EXTRAIT DE PAGE
Une vision complotiste
Pour Autisme France, la psychanalyse aurait en quelque sorte noyauté le dossier isérois depuis l’hôpital de jour de Romans (Drôme), qui a effectué le signalement déclencheur au parquet, fin 2011 au moment où la mère souhaitait un autre type de prise en charge, jusqu’à l’expert psychiatre auquel le juge a eu recours, en passant par les travailleurs sociaux qui ont fait l’enquête. La vision paraît, certes, complotiste, mais on ne peut balayer d’un revers de main la réalité de ce que vivent les parents. Le 15 juillet, le tribunal administratif de Paris a d’ailleurs condamné l’État à verser 240 000 euros à 7 familles d’enfant autiste pour carences de prise en charge. Et ces mêmes parents, qui en font le choix, ne trouvent pas en institution (centres médico-psychologiques, centres médico-psycho-pédagogiques, hôpitaux de jour…) les méthodes éducatives type ABA ou Teacch dont l’efficacité est pourtant reconnue partout dans le monde. Ils doivent se tourner vers les professionnels libéraux. Lors de la présentation, le 16 avril dernier, d’un rapport d’étape du 3e Plan Autisme (2013-2017), Ségolène Neuville, secrétaire d’État en charge du Handicap l’a reconnu implicitement et a insisté sur l’application des recommandations des autorités de santé – « Il faut « agir encore plus vite et plus fort ». Avec un levier d’action important : la formation des professionnels de santé et d’accompagnement.
Instrumentalisation ?
Mais si la cause est juste, la cible est-elle la bonne ? Dans un communiqué de soutien à tous les professionnels de la protection de l’enfance de l’Isère « qui sont injustement discrédités sans pouvoir se défendre », l’Organisation nationale des éducateurs spécialisés (Ones) évoque « une campagne de diffamation » et, de la part de l’avocate de la mère, « une stratégie de défense bien connue (stratégie de rupture) qui consiste à porter devant les médias un débat qui ne peut être remporté devant le juge ». L’Ones répond à un certain nombre d’accusations, reprises parfois sans précaution dans la presse, et conclut : « Le fait que de nombreux enfants atteints d’autisme ne bénéficient pas d’une prise en charge adaptée, que de nombreuses places en établissements spécialisés manquent et que les parents soient pour certains livrés à eux-mêmes est déplorable pour un pays comme la France. Mais il est tout aussi déplorable d’instrumentaliser certaines défaillances dans la prise en compte de l’autisme et de ses spécificités pour légitimer toutes les accusations ».
Bientôt un rapport du Défenseur des Droits
20 enfants autistes seraient pris en charge par la protection de l’enfance sur un total de 284 000. Mais, en l’absence de statistiques, il ne s’agit d’une estimation. Le Défenseur des Droits s’est en tout cas saisi de cette question en l’élargissant au handicap en général. Un questionnaire a d’ailleurs été adressé à tous conseils départementaux par les services de Geneviève Avenard, défenseur des enfants. Le dossier fera l’objet du volet « Le défenseur des droits et la protection des droits de l’enfant » du rapport annuel qui sera remis au président de la République le 20 septembre.

DONNÉES FOURNIES
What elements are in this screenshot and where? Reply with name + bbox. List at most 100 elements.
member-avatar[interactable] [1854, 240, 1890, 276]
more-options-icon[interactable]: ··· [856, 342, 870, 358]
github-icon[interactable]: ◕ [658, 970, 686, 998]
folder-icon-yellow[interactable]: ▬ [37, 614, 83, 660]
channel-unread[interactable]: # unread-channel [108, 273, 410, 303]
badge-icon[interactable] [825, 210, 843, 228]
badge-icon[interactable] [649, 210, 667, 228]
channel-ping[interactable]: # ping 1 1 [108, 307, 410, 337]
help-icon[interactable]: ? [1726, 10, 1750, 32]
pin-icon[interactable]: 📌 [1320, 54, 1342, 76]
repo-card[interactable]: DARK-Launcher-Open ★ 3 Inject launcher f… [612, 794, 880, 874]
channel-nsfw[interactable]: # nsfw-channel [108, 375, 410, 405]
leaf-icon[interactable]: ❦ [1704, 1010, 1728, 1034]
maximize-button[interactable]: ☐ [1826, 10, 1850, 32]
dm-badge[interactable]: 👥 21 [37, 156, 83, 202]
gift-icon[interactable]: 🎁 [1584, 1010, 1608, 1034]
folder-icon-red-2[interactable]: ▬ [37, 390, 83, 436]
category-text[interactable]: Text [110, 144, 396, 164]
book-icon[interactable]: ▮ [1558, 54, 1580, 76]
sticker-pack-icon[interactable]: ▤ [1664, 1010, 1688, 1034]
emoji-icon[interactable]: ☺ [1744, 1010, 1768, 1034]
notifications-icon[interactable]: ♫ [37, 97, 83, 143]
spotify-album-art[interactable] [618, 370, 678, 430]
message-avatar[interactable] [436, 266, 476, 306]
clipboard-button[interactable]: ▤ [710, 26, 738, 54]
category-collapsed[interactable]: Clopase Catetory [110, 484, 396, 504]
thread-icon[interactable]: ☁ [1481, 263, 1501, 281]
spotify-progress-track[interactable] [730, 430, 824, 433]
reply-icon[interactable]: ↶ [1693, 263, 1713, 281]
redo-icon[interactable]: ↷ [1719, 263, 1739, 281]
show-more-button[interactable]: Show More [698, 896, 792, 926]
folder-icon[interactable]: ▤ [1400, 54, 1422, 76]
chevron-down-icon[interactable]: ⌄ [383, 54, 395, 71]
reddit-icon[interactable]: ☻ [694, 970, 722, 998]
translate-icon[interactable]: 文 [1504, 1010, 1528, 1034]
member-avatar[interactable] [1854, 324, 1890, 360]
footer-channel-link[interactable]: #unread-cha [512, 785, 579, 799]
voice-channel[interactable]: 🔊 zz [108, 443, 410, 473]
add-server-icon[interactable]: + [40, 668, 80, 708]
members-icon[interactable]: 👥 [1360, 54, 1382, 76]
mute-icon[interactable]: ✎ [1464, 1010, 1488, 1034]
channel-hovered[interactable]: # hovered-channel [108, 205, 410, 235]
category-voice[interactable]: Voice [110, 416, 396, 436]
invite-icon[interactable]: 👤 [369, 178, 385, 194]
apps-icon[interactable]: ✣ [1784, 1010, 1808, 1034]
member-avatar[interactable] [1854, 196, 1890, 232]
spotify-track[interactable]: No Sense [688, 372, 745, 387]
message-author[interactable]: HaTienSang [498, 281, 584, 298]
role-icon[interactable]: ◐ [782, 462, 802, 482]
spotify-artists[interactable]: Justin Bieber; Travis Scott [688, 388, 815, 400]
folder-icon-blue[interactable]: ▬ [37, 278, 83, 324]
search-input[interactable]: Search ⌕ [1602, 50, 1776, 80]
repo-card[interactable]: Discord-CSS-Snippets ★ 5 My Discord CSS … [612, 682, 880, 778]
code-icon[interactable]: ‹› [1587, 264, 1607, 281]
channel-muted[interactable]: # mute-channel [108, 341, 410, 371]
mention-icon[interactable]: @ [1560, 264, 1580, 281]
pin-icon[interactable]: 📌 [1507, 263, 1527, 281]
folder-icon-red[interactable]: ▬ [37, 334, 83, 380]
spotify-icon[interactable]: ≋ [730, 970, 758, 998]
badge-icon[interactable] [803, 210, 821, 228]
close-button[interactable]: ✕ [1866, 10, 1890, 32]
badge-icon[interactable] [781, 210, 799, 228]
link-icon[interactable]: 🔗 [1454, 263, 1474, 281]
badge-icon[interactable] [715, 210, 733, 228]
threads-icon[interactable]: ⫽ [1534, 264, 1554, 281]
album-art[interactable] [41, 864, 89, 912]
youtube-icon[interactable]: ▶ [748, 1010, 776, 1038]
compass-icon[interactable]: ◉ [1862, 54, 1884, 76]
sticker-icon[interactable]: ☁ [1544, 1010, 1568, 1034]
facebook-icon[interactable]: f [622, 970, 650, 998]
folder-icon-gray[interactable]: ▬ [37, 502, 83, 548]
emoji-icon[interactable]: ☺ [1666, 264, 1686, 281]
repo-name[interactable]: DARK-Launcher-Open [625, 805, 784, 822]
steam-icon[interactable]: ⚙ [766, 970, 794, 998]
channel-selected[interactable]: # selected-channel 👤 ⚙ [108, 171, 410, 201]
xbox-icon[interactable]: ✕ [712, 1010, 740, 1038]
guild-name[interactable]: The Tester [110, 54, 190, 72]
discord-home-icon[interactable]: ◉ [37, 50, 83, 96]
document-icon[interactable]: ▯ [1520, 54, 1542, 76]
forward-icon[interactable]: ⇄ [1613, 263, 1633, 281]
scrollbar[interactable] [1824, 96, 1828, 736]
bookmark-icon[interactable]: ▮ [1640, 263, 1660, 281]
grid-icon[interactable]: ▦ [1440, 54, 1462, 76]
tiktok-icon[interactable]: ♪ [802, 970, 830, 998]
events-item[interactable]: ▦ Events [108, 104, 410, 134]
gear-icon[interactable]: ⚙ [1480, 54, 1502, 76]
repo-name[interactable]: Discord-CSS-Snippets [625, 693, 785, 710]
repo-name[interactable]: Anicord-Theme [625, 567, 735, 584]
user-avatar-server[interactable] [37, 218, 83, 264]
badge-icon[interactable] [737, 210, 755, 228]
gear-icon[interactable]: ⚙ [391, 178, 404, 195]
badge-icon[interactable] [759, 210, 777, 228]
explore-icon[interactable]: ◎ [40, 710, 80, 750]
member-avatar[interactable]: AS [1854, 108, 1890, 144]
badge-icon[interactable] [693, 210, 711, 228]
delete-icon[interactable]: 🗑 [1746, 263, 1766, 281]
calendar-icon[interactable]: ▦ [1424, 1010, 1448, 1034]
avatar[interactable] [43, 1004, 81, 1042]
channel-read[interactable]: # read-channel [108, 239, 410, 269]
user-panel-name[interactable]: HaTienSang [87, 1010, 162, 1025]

CONSIGNE
D'après l'extrait de page, pourquoi les parents qui choisissent les méthodes éducatives de type ABA ou Teacch doivent-ils se tourner vers les professionnels libéraux ? Répondez en une à trois phrases. Pour répondre, servez-vous seulement de l'extrait de page.

RÉPONSE ATTENDUE
Ils ne trouvent pas ces méthodes en institution, c'est-à-dire dans les centres médico-psychologiques, les centres médico-psycho-pédagogiques ou les hôpitaux de jour. Pourtant, leur efficacité est reconnue partout dans le monde.